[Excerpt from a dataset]
begin

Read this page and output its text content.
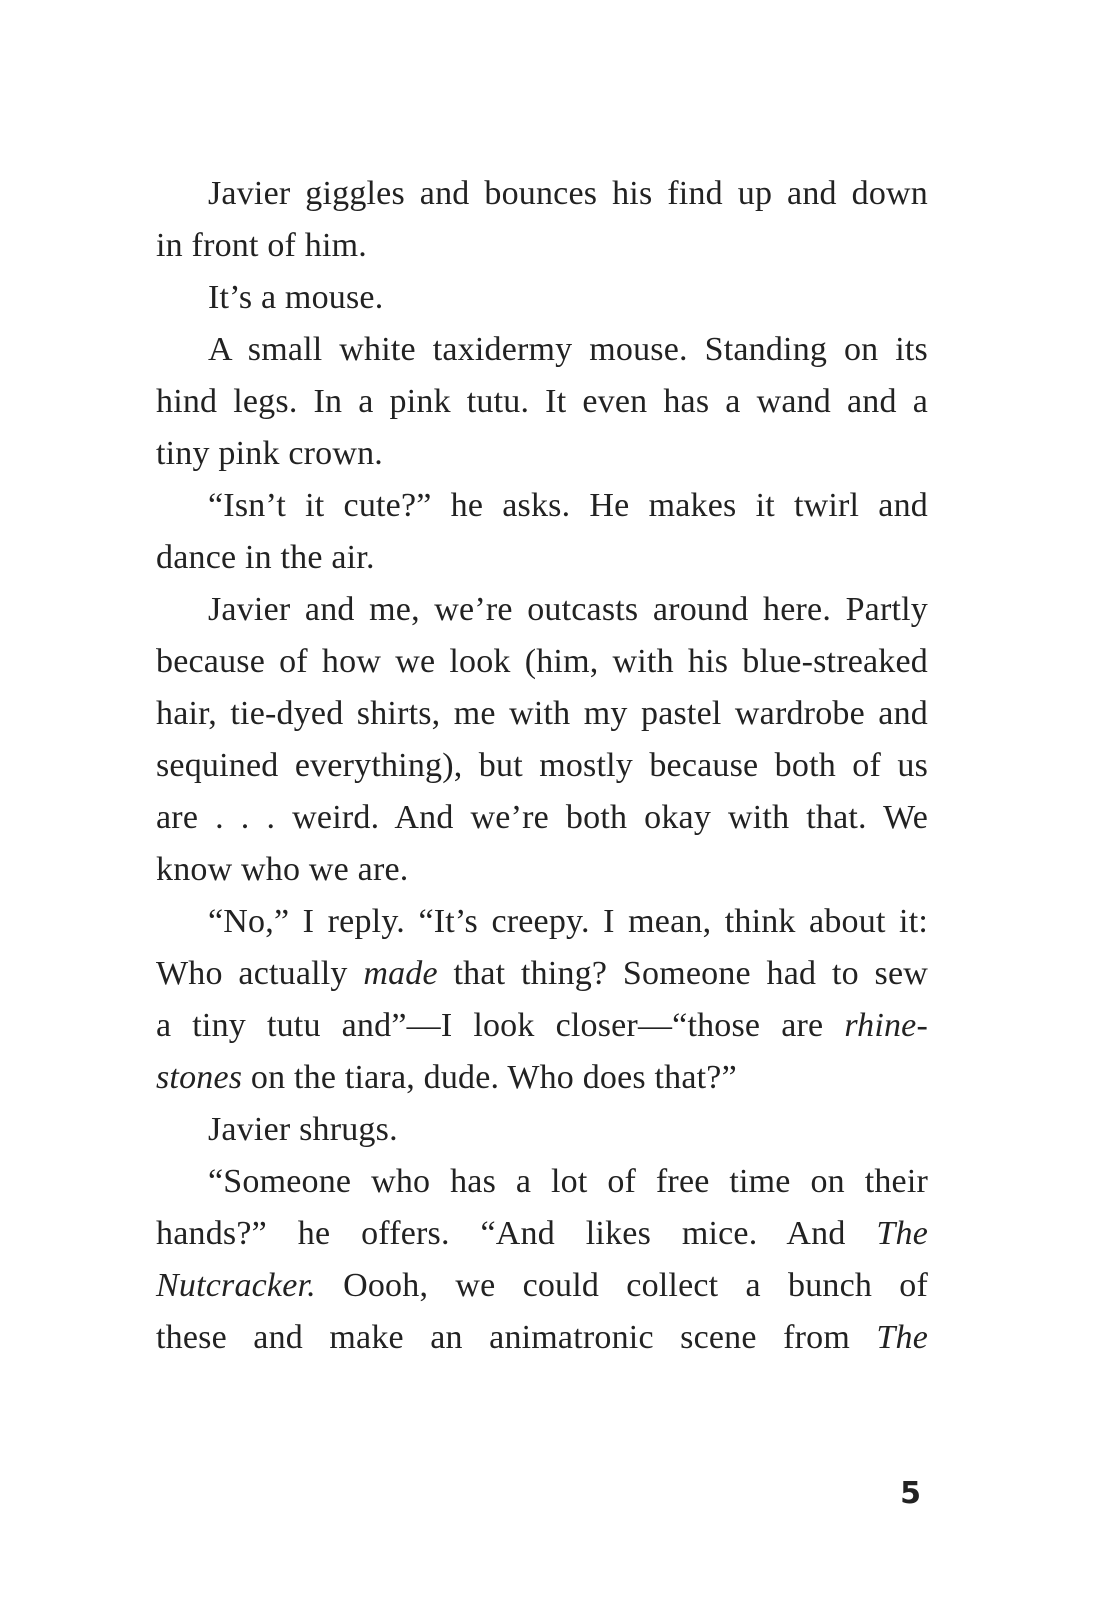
Javier giggles and bounces his find up and down
in front of him.
It’s a mouse.
A small white taxidermy mouse. Standing on its
hind legs. In a pink tutu. It even has a wand and a
tiny pink crown.
“Isn’t it cute?” he asks. He makes it twirl and
dance in the air.
Javier and me, we’re outcasts around here. Partly
because of how we look (him, with his blue-streaked
hair, tie-dyed shirts, me with my pastel wardrobe and
sequined everything), but mostly because both of us
are . . . weird. And we’re both okay with that. We
know who we are.
“No,” I reply. “It’s creepy. I mean, think about it:
Who actually made that thing? Someone had to sew
a tiny tutu and”—I look closer—“those are rhine-
stones on the tiara, dude. Who does that?”
Javier shrugs.
“Someone who has a lot of free time on their
hands?” he offers. “And likes mice. And The
Nutcracker. Oooh, we could collect a bunch of
these and make an animatronic scene from The
5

end

WHAT TO DO
In the copy, include no pictures; restate the listing above exactly.

EXPECTED ANSWER
Read this page and output its text content.
Javier giggles and bounces his find up and down
in front of him.
It’s a mouse.
A small white taxidermy mouse. Standing on its
hind legs. In a pink tutu. It even has a wand and a
tiny pink crown.
“Isn’t it cute?” he asks. He makes it twirl and
dance in the air.
Javier and me, we’re outcasts around here. Partly
because of how we look (him, with his blue-streaked
hair, tie-dyed shirts, me with my pastel wardrobe and
sequined everything), but mostly because both of us
are . . . weird. And we’re both okay with that. We
know who we are.
“No,” I reply. “It’s creepy. I mean, think about it:
Who actually made that thing? Someone had to sew
a tiny tutu and”—I look closer—“those are rhine-
stones on the tiara, dude. Who does that?”
Javier shrugs.
“Someone who has a lot of free time on their
hands?” he offers. “And likes mice. And The
Nutcracker. Oooh, we could collect a bunch of
these and make an animatronic scene from The
5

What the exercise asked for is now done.